> _PROBLEM TO WORK ON_
Copy out every line of all the records below again, word for word and unchanged.

===

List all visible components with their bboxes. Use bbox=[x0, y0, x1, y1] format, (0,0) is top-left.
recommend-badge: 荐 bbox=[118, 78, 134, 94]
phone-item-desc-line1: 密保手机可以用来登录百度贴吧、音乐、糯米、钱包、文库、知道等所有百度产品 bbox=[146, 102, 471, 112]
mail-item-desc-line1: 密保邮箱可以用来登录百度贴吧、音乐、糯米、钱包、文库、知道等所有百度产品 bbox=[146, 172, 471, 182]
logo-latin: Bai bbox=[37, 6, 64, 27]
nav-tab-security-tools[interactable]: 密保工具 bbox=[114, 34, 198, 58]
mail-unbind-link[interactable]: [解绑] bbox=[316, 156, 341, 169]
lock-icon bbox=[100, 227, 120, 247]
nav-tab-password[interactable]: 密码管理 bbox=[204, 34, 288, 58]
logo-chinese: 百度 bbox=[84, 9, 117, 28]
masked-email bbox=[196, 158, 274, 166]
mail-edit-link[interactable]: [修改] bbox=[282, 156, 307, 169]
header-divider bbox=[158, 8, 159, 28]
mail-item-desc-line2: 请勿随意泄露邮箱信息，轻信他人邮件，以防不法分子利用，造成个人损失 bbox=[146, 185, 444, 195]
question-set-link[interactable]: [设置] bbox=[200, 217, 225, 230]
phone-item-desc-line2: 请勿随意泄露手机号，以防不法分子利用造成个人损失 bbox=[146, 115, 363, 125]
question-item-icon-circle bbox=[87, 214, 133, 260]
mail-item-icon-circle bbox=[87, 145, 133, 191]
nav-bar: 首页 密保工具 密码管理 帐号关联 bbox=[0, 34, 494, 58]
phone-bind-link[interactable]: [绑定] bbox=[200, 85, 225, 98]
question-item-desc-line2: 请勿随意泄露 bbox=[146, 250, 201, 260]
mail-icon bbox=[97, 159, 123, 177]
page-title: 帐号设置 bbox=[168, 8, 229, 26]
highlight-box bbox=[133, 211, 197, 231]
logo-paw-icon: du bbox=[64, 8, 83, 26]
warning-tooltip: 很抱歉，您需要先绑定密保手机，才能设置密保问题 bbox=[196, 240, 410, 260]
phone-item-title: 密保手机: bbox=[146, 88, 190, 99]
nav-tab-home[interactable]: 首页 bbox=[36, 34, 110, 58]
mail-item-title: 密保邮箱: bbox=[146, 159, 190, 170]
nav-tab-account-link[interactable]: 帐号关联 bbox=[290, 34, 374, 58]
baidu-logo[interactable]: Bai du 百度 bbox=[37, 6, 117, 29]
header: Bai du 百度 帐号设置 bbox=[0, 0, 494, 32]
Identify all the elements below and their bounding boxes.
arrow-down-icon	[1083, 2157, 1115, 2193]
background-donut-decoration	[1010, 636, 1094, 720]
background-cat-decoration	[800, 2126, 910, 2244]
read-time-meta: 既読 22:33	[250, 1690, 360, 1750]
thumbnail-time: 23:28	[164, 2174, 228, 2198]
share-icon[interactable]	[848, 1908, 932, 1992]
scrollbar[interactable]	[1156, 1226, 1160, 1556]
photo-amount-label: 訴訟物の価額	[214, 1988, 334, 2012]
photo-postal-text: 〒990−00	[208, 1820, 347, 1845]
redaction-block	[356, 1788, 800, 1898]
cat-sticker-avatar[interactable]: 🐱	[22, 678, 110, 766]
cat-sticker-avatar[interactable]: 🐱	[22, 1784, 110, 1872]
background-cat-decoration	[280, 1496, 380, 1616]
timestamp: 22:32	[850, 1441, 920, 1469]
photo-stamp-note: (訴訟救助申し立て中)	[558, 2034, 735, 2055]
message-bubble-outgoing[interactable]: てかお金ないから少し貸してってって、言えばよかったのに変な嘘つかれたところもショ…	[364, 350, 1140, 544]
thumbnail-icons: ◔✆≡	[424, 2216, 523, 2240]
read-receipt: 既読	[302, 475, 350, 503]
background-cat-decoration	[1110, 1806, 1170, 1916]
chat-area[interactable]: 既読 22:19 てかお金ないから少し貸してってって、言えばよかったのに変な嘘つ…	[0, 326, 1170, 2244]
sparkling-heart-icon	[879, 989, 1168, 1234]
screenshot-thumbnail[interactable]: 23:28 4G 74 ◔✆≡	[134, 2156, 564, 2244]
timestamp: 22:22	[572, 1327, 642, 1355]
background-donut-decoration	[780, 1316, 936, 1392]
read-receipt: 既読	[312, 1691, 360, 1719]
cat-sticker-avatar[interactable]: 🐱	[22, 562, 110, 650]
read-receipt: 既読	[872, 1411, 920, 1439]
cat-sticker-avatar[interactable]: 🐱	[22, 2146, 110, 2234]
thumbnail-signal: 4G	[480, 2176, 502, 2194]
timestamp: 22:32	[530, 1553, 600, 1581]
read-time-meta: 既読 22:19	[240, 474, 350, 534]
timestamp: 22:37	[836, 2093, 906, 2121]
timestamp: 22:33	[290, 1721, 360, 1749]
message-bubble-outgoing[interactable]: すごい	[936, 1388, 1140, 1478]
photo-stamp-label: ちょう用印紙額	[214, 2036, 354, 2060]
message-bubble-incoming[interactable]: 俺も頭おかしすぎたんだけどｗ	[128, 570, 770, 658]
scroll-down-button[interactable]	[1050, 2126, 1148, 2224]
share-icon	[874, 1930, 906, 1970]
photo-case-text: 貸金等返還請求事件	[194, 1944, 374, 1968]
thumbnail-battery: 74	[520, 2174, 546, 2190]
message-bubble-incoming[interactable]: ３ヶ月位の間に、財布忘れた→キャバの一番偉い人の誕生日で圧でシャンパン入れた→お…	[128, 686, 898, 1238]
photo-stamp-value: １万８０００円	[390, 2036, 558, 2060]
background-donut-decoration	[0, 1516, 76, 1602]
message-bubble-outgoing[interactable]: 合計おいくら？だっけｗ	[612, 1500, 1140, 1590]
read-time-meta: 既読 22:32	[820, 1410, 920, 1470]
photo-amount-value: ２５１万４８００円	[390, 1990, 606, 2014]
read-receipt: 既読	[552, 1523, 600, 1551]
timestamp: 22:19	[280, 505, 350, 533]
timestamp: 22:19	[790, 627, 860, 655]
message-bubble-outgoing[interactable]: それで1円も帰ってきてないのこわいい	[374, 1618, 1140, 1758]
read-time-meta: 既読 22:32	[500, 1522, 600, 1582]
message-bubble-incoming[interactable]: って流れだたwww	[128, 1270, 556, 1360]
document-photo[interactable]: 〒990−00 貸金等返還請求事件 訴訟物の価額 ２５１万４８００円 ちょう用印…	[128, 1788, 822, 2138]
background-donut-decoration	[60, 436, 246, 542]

===

> _CORRECT OUTPUT_
List all visible components with their bboxes. Use bbox=[x0, y0, x1, y1] format, (0,0) is top-left.
recommend-badge: 荐 bbox=[118, 78, 134, 94]
phone-item-desc-line1: 密保手机可以用来登录百度贴吧、音乐、糯米、钱包、文库、知道等所有百度产品 bbox=[146, 102, 471, 112]
mail-item-desc-line1: 密保邮箱可以用来登录百度贴吧、音乐、糯米、钱包、文库、知道等所有百度产品 bbox=[146, 172, 471, 182]
logo-latin: Bai bbox=[37, 6, 64, 27]
nav-tab-security-tools[interactable]: 密保工具 bbox=[114, 34, 198, 58]
mail-unbind-link[interactable]: [解绑] bbox=[316, 156, 341, 169]
lock-icon bbox=[100, 227, 120, 247]
nav-tab-password[interactable]: 密码管理 bbox=[204, 34, 288, 58]
logo-chinese: 百度 bbox=[84, 9, 117, 28]
masked-email bbox=[196, 158, 274, 166]
mail-edit-link[interactable]: [修改] bbox=[282, 156, 307, 169]
header-divider bbox=[158, 8, 159, 28]
mail-item-desc-line2: 请勿随意泄露邮箱信息，轻信他人邮件，以防不法分子利用，造成个人损失 bbox=[146, 185, 444, 195]
question-set-link[interactable]: [设置] bbox=[200, 217, 225, 230]
phone-item-desc-line2: 请勿随意泄露手机号，以防不法分子利用造成个人损失 bbox=[146, 115, 363, 125]
question-item-icon-circle bbox=[87, 214, 133, 260]
mail-item-icon-circle bbox=[87, 145, 133, 191]
nav-bar: 首页 密保工具 密码管理 帐号关联 bbox=[0, 34, 494, 58]
phone-bind-link[interactable]: [绑定] bbox=[200, 85, 225, 98]
question-item-desc-line2: 请勿随意泄露 bbox=[146, 250, 201, 260]
mail-icon bbox=[97, 159, 123, 177]
page-title: 帐号设置 bbox=[168, 8, 229, 26]
highlight-box bbox=[133, 211, 197, 231]
logo-paw-icon: du bbox=[64, 8, 83, 26]
warning-tooltip: 很抱歉，您需要先绑定密保手机，才能设置密保问题 bbox=[196, 240, 410, 260]
phone-item-title: 密保手机: bbox=[146, 88, 190, 99]
nav-tab-home[interactable]: 首页 bbox=[36, 34, 110, 58]
mail-item-title: 密保邮箱: bbox=[146, 159, 190, 170]
nav-tab-account-link[interactable]: 帐号关联 bbox=[290, 34, 374, 58]
baidu-logo[interactable]: Bai du 百度 bbox=[37, 6, 117, 29]
header: Bai du 百度 帐号设置 bbox=[0, 0, 494, 32]
Identify all the elements below and their bounding boxes.
arrow-down-icon	[1083, 2157, 1115, 2193]
background-donut-decoration	[1010, 636, 1094, 720]
background-cat-decoration	[800, 2126, 910, 2244]
read-time-meta: 既読 22:33	[250, 1690, 360, 1750]
thumbnail-time: 23:28	[164, 2174, 228, 2198]
share-icon[interactable]	[848, 1908, 932, 1992]
scrollbar[interactable]	[1156, 1226, 1160, 1556]
photo-amount-label: 訴訟物の価額	[214, 1988, 334, 2012]
photo-postal-text: 〒990−00	[208, 1820, 347, 1845]
redaction-block	[356, 1788, 800, 1898]
cat-sticker-avatar[interactable]: 🐱	[22, 678, 110, 766]
cat-sticker-avatar[interactable]: 🐱	[22, 1784, 110, 1872]
background-cat-decoration	[280, 1496, 380, 1616]
timestamp: 22:32	[850, 1441, 920, 1469]
photo-stamp-note: (訴訟救助申し立て中)	[558, 2034, 735, 2055]
message-bubble-outgoing[interactable]: てかお金ないから少し貸してってって、言えばよかったのに変な嘘つかれたところもショ…	[364, 350, 1140, 544]
thumbnail-icons: ◔✆≡	[424, 2216, 523, 2240]
read-receipt: 既読	[302, 475, 350, 503]
background-cat-decoration	[1110, 1806, 1170, 1916]
chat-area[interactable]: 既読 22:19 てかお金ないから少し貸してってって、言えばよかったのに変な嘘つ…	[0, 326, 1170, 2244]
sparkling-heart-icon	[879, 989, 1168, 1234]
screenshot-thumbnail[interactable]: 23:28 4G 74 ◔✆≡	[134, 2156, 564, 2244]
timestamp: 22:22	[572, 1327, 642, 1355]
background-donut-decoration	[780, 1316, 936, 1392]
read-receipt: 既読	[312, 1691, 360, 1719]
cat-sticker-avatar[interactable]: 🐱	[22, 562, 110, 650]
read-receipt: 既読	[872, 1411, 920, 1439]
cat-sticker-avatar[interactable]: 🐱	[22, 2146, 110, 2234]
thumbnail-signal: 4G	[480, 2176, 502, 2194]
timestamp: 22:32	[530, 1553, 600, 1581]
read-time-meta: 既読 22:19	[240, 474, 350, 534]
timestamp: 22:37	[836, 2093, 906, 2121]
timestamp: 22:33	[290, 1721, 360, 1749]
message-bubble-outgoing[interactable]: すごい	[936, 1388, 1140, 1478]
photo-stamp-label: ちょう用印紙額	[214, 2036, 354, 2060]
message-bubble-incoming[interactable]: 俺も頭おかしすぎたんだけどｗ	[128, 570, 770, 658]
scroll-down-button[interactable]	[1050, 2126, 1148, 2224]
share-icon	[874, 1930, 906, 1970]
photo-case-text: 貸金等返還請求事件	[194, 1944, 374, 1968]
thumbnail-battery: 74	[520, 2174, 546, 2190]
message-bubble-incoming[interactable]: ３ヶ月位の間に、財布忘れた→キャバの一番偉い人の誕生日で圧でシャンパン入れた→お…	[128, 686, 898, 1238]
photo-stamp-value: １万８０００円	[390, 2036, 558, 2060]
background-donut-decoration	[0, 1516, 76, 1602]
message-bubble-outgoing[interactable]: 合計おいくら？だっけｗ	[612, 1500, 1140, 1590]
read-time-meta: 既読 22:32	[820, 1410, 920, 1470]
photo-amount-value: ２５１万４８００円	[390, 1990, 606, 2014]
read-receipt: 既読	[552, 1523, 600, 1551]
timestamp: 22:19	[280, 505, 350, 533]
timestamp: 22:19	[790, 627, 860, 655]
message-bubble-outgoing[interactable]: それで1円も帰ってきてないのこわいい	[374, 1618, 1140, 1758]
read-time-meta: 既読 22:32	[500, 1522, 600, 1582]
message-bubble-incoming[interactable]: って流れだたwww	[128, 1270, 556, 1360]
document-photo[interactable]: 〒990−00 貸金等返還請求事件 訴訟物の価額 ２５１万４８００円 ちょう用印…	[128, 1788, 822, 2138]
background-donut-decoration	[60, 436, 246, 542]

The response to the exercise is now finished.